_Direction:_
Write out the full listing again, exactly as it stands.

** START Material **

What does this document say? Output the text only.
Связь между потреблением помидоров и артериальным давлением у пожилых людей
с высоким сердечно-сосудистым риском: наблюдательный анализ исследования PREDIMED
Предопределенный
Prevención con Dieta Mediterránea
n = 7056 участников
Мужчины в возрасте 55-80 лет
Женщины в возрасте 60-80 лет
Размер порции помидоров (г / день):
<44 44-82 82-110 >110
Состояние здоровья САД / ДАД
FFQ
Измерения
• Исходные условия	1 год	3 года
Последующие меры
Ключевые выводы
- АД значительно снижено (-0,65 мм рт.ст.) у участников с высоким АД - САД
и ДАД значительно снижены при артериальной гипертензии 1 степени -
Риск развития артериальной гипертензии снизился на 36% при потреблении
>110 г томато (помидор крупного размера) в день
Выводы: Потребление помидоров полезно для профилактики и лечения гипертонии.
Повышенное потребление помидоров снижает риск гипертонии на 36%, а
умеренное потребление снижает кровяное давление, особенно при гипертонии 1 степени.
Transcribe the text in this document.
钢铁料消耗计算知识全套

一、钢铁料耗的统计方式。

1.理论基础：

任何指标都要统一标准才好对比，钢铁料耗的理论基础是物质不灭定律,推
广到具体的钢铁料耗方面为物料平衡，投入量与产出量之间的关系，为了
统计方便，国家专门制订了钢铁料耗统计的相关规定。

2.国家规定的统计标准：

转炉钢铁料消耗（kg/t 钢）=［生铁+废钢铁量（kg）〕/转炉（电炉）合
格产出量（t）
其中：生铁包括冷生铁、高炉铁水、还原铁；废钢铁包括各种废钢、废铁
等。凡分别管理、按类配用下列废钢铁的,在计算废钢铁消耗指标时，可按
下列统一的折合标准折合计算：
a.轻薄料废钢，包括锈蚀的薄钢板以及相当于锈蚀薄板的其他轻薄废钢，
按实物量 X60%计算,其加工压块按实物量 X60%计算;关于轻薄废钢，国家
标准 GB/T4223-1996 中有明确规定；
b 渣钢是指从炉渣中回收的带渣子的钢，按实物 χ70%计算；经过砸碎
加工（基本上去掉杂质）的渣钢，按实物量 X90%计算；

** END Material **

_Full answer:_
What does this document say? Output the text only.
Связь между потреблением помидоров и артериальным давлением у пожилых людей
с высоким сердечно-сосудистым риском: наблюдательный анализ исследования PREDIMED
Предопределенный
Prevención con Dieta Mediterránea
n = 7056 участников
Мужчины в возрасте 55-80 лет
Женщины в возрасте 60-80 лет
Размер порции помидоров (г / день):
<44 44-82 82-110 >110
Состояние здоровья САД / ДАД
FFQ
Измерения
• Исходные условия	1 год	3 года
Последующие меры
Ключевые выводы
- АД значительно снижено (-0,65 мм рт.ст.) у участников с высоким АД - САД
и ДАД значительно снижены при артериальной гипертензии 1 степени -
Риск развития артериальной гипертензии снизился на 36% при потреблении
>110 г томато (помидор крупного размера) в день
Выводы: Потребление помидоров полезно для профилактики и лечения гипертонии.
Повышенное потребление помидоров снижает риск гипертонии на 36%, а
умеренное потребление снижает кровяное давление, особенно при гипертонии 1 степени.
Transcribe the text in this document.
钢铁料消耗计算知识全套

一、钢铁料耗的统计方式。

1.理论基础：

任何指标都要统一标准才好对比，钢铁料耗的理论基础是物质不灭定律,推
广到具体的钢铁料耗方面为物料平衡，投入量与产出量之间的关系，为了
统计方便，国家专门制订了钢铁料耗统计的相关规定。

2.国家规定的统计标准：

转炉钢铁料消耗（kg/t 钢）=［生铁+废钢铁量（kg）〕/转炉（电炉）合
格产出量（t）
其中：生铁包括冷生铁、高炉铁水、还原铁；废钢铁包括各种废钢、废铁
等。凡分别管理、按类配用下列废钢铁的,在计算废钢铁消耗指标时，可按
下列统一的折合标准折合计算：
a.轻薄料废钢，包括锈蚀的薄钢板以及相当于锈蚀薄板的其他轻薄废钢，
按实物量 X60%计算,其加工压块按实物量 X60%计算;关于轻薄废钢，国家
标准 GB/T4223-1996 中有明确规定；
b 渣钢是指从炉渣中回收的带渣子的钢，按实物 χ70%计算；经过砸碎
加工（基本上去掉杂质）的渣钢，按实物量 X90%计算；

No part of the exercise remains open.